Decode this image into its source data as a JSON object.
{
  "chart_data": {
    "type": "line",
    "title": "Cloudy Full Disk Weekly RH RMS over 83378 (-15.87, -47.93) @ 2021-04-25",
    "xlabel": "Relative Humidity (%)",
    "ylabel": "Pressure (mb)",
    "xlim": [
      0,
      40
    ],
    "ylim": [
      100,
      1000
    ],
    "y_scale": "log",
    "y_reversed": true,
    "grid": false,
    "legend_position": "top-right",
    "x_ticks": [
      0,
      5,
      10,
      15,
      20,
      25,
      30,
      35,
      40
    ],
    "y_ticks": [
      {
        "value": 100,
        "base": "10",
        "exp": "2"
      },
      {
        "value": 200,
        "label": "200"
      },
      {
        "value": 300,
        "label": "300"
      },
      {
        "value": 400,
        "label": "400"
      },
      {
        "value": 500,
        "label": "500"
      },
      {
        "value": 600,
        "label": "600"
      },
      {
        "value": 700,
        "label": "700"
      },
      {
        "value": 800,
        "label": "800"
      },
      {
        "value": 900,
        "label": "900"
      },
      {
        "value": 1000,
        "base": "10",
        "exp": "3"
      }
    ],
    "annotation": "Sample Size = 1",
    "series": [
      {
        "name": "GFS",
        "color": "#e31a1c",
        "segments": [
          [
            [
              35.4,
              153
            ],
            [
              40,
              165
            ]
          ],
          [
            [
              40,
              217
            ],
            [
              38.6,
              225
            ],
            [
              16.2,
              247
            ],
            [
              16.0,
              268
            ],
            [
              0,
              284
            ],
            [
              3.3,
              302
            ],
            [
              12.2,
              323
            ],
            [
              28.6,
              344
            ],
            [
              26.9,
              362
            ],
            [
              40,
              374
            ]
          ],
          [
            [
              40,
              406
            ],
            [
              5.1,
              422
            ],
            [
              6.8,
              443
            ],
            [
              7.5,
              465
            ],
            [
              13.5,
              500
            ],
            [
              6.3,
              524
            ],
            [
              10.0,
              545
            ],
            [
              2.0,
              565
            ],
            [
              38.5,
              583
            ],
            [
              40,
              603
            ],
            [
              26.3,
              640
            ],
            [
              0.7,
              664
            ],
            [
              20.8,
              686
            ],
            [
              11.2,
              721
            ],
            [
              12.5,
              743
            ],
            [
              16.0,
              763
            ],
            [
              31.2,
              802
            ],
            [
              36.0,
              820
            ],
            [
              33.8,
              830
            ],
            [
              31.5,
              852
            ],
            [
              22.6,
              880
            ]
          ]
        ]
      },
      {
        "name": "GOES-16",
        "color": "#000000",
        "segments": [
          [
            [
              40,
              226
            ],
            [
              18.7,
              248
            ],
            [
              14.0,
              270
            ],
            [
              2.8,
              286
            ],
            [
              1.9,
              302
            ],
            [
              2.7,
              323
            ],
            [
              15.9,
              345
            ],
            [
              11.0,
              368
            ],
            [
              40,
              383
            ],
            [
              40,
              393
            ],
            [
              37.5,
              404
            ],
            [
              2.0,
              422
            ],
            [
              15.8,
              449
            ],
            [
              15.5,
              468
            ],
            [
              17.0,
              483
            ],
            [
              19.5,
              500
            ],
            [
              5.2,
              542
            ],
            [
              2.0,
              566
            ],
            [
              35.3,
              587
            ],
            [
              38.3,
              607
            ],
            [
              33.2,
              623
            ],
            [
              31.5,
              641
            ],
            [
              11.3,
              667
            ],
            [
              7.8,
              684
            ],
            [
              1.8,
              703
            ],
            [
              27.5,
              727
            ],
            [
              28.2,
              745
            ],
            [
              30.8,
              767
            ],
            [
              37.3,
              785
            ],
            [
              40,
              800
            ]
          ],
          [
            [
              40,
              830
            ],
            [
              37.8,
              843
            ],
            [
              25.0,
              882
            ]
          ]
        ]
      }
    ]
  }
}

⁂

Goal: Write the data back out verbatim.

Solution to this task:
Decode this image into its source data as a JSON object.
{
  "chart_data": {
    "type": "line",
    "title": "Cloudy Full Disk Weekly RH RMS over 83378 (-15.87, -47.93) @ 2021-04-25",
    "xlabel": "Relative Humidity (%)",
    "ylabel": "Pressure (mb)",
    "xlim": [
      0,
      40
    ],
    "ylim": [
      100,
      1000
    ],
    "y_scale": "log",
    "y_reversed": true,
    "grid": false,
    "legend_position": "top-right",
    "x_ticks": [
      0,
      5,
      10,
      15,
      20,
      25,
      30,
      35,
      40
    ],
    "y_ticks": [
      {
        "value": 100,
        "base": "10",
        "exp": "2"
      },
      {
        "value": 200,
        "label": "200"
      },
      {
        "value": 300,
        "label": "300"
      },
      {
        "value": 400,
        "label": "400"
      },
      {
        "value": 500,
        "label": "500"
      },
      {
        "value": 600,
        "label": "600"
      },
      {
        "value": 700,
        "label": "700"
      },
      {
        "value": 800,
        "label": "800"
      },
      {
        "value": 900,
        "label": "900"
      },
      {
        "value": 1000,
        "base": "10",
        "exp": "3"
      }
    ],
    "annotation": "Sample Size = 1",
    "series": [
      {
        "name": "GFS",
        "color": "#e31a1c",
        "segments": [
          [
            [
              35.4,
              153
            ],
            [
              40,
              165
            ]
          ],
          [
            [
              40,
              217
            ],
            [
              38.6,
              225
            ],
            [
              16.2,
              247
            ],
            [
              16.0,
              268
            ],
            [
              0,
              284
            ],
            [
              3.3,
              302
            ],
            [
              12.2,
              323
            ],
            [
              28.6,
              344
            ],
            [
              26.9,
              362
            ],
            [
              40,
              374
            ]
          ],
          [
            [
              40,
              406
            ],
            [
              5.1,
              422
            ],
            [
              6.8,
              443
            ],
            [
              7.5,
              465
            ],
            [
              13.5,
              500
            ],
            [
              6.3,
              524
            ],
            [
              10.0,
              545
            ],
            [
              2.0,
              565
            ],
            [
              38.5,
              583
            ],
            [
              40,
              603
            ],
            [
              26.3,
              640
            ],
            [
              0.7,
              664
            ],
            [
              20.8,
              686
            ],
            [
              11.2,
              721
            ],
            [
              12.5,
              743
            ],
            [
              16.0,
              763
            ],
            [
              31.2,
              802
            ],
            [
              36.0,
              820
            ],
            [
              33.8,
              830
            ],
            [
              31.5,
              852
            ],
            [
              22.6,
              880
            ]
          ]
        ]
      },
      {
        "name": "GOES-16",
        "color": "#000000",
        "segments": [
          [
            [
              40,
              226
            ],
            [
              18.7,
              248
            ],
            [
              14.0,
              270
            ],
            [
              2.8,
              286
            ],
            [
              1.9,
              302
            ],
            [
              2.7,
              323
            ],
            [
              15.9,
              345
            ],
            [
              11.0,
              368
            ],
            [
              40,
              383
            ],
            [
              40,
              393
            ],
            [
              37.5,
              404
            ],
            [
              2.0,
              422
            ],
            [
              15.8,
              449
            ],
            [
              15.5,
              468
            ],
            [
              17.0,
              483
            ],
            [
              19.5,
              500
            ],
            [
              5.2,
              542
            ],
            [
              2.0,
              566
            ],
            [
              35.3,
              587
            ],
            [
              38.3,
              607
            ],
            [
              33.2,
              623
            ],
            [
              31.5,
              641
            ],
            [
              11.3,
              667
            ],
            [
              7.8,
              684
            ],
            [
              1.8,
              703
            ],
            [
              27.5,
              727
            ],
            [
              28.2,
              745
            ],
            [
              30.8,
              767
            ],
            [
              37.3,
              785
            ],
            [
              40,
              800
            ]
          ],
          [
            [
              40,
              830
            ],
            [
              37.8,
              843
            ],
            [
              25.0,
              882
            ]
          ]
        ]
      }
    ]
  }
}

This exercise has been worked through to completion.